### Excerpted records
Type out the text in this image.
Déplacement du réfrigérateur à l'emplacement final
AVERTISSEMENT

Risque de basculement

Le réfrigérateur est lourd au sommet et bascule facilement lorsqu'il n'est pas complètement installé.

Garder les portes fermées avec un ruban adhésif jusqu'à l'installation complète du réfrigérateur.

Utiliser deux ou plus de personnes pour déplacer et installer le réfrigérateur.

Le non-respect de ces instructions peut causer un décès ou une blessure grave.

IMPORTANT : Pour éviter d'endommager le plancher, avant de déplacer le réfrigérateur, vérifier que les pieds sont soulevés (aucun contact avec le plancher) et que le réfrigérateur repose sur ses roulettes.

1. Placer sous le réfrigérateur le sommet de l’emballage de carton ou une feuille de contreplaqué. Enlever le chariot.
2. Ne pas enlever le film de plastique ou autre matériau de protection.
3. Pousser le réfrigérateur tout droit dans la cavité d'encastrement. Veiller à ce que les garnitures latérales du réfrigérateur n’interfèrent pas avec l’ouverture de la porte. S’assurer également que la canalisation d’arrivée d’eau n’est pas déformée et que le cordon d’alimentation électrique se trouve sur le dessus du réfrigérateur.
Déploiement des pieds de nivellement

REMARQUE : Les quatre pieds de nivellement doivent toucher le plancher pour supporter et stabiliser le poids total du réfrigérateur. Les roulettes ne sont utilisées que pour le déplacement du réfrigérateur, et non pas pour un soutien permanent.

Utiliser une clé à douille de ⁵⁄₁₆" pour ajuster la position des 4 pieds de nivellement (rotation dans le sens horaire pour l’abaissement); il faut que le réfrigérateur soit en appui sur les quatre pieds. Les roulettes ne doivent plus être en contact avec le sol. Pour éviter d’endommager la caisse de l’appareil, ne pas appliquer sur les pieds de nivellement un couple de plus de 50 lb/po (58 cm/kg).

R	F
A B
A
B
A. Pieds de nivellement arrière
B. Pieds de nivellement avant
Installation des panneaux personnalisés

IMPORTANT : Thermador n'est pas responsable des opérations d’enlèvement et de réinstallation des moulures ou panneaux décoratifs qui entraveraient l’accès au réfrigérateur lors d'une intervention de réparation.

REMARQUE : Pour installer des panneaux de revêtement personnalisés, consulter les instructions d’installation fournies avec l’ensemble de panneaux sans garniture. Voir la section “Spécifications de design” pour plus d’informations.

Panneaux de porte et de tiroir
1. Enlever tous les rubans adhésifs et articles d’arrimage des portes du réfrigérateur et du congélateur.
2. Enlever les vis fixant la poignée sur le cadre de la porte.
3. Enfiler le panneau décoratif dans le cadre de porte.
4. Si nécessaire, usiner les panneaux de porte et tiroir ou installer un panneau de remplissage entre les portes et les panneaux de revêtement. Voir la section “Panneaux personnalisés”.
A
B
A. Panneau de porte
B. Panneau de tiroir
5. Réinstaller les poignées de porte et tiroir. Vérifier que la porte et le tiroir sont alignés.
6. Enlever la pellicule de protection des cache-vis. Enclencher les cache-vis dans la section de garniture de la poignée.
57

### Goal
Write out all the data again, exactly as it appears.

### Worked solution
Type out the text in this image.
Déplacement du réfrigérateur à l'emplacement final
AVERTISSEMENT

Risque de basculement

Le réfrigérateur est lourd au sommet et bascule facilement lorsqu'il n'est pas complètement installé.

Garder les portes fermées avec un ruban adhésif jusqu'à l'installation complète du réfrigérateur.

Utiliser deux ou plus de personnes pour déplacer et installer le réfrigérateur.

Le non-respect de ces instructions peut causer un décès ou une blessure grave.

IMPORTANT : Pour éviter d'endommager le plancher, avant de déplacer le réfrigérateur, vérifier que les pieds sont soulevés (aucun contact avec le plancher) et que le réfrigérateur repose sur ses roulettes.

1. Placer sous le réfrigérateur le sommet de l’emballage de carton ou une feuille de contreplaqué. Enlever le chariot.
2. Ne pas enlever le film de plastique ou autre matériau de protection.
3. Pousser le réfrigérateur tout droit dans la cavité d'encastrement. Veiller à ce que les garnitures latérales du réfrigérateur n’interfèrent pas avec l’ouverture de la porte. S’assurer également que la canalisation d’arrivée d’eau n’est pas déformée et que le cordon d’alimentation électrique se trouve sur le dessus du réfrigérateur.
Déploiement des pieds de nivellement

REMARQUE : Les quatre pieds de nivellement doivent toucher le plancher pour supporter et stabiliser le poids total du réfrigérateur. Les roulettes ne sont utilisées que pour le déplacement du réfrigérateur, et non pas pour un soutien permanent.

Utiliser une clé à douille de ⁵⁄₁₆" pour ajuster la position des 4 pieds de nivellement (rotation dans le sens horaire pour l’abaissement); il faut que le réfrigérateur soit en appui sur les quatre pieds. Les roulettes ne doivent plus être en contact avec le sol. Pour éviter d’endommager la caisse de l’appareil, ne pas appliquer sur les pieds de nivellement un couple de plus de 50 lb/po (58 cm/kg).

R	F
A B
A
B
A. Pieds de nivellement arrière
B. Pieds de nivellement avant
Installation des panneaux personnalisés

IMPORTANT : Thermador n'est pas responsable des opérations d’enlèvement et de réinstallation des moulures ou panneaux décoratifs qui entraveraient l’accès au réfrigérateur lors d'une intervention de réparation.

REMARQUE : Pour installer des panneaux de revêtement personnalisés, consulter les instructions d’installation fournies avec l’ensemble de panneaux sans garniture. Voir la section “Spécifications de design” pour plus d’informations.

Panneaux de porte et de tiroir
1. Enlever tous les rubans adhésifs et articles d’arrimage des portes du réfrigérateur et du congélateur.
2. Enlever les vis fixant la poignée sur le cadre de la porte.
3. Enfiler le panneau décoratif dans le cadre de porte.
4. Si nécessaire, usiner les panneaux de porte et tiroir ou installer un panneau de remplissage entre les portes et les panneaux de revêtement. Voir la section “Panneaux personnalisés”.
A
B
A. Panneau de porte
B. Panneau de tiroir
5. Réinstaller les poignées de porte et tiroir. Vérifier que la porte et le tiroir sont alignés.
6. Enlever la pellicule de protection des cache-vis. Enclencher les cache-vis dans la section de garniture de la poignée.
57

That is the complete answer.